-- Start of INFORMATION SUPPLIED --

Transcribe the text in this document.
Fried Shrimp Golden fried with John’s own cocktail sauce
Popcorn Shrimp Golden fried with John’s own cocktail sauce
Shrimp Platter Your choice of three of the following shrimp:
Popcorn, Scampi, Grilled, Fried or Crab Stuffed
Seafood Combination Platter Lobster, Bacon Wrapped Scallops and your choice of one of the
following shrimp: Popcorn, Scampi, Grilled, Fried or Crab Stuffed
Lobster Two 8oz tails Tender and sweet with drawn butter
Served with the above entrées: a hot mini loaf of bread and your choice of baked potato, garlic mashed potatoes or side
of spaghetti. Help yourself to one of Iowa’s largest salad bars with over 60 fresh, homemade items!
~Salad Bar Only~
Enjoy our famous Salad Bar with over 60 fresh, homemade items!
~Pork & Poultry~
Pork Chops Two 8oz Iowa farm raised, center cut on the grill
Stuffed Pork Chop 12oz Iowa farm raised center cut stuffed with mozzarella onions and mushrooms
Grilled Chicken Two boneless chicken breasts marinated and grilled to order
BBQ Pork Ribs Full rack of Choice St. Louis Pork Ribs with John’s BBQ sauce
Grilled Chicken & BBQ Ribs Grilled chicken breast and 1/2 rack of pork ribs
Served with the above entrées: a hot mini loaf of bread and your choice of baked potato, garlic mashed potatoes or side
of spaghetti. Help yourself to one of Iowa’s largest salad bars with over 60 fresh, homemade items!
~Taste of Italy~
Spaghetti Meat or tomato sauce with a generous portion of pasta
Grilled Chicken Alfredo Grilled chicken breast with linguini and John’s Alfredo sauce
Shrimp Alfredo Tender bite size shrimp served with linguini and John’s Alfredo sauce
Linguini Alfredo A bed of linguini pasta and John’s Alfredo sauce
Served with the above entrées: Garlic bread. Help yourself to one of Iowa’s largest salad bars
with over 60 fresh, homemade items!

-- End of INFORMATION SUPPLIED --

* DESCRIPTION OF THE TASK
Going through the records above, state how many lines carry "Lobster", with no other text.

* CORRECT ANSWER
2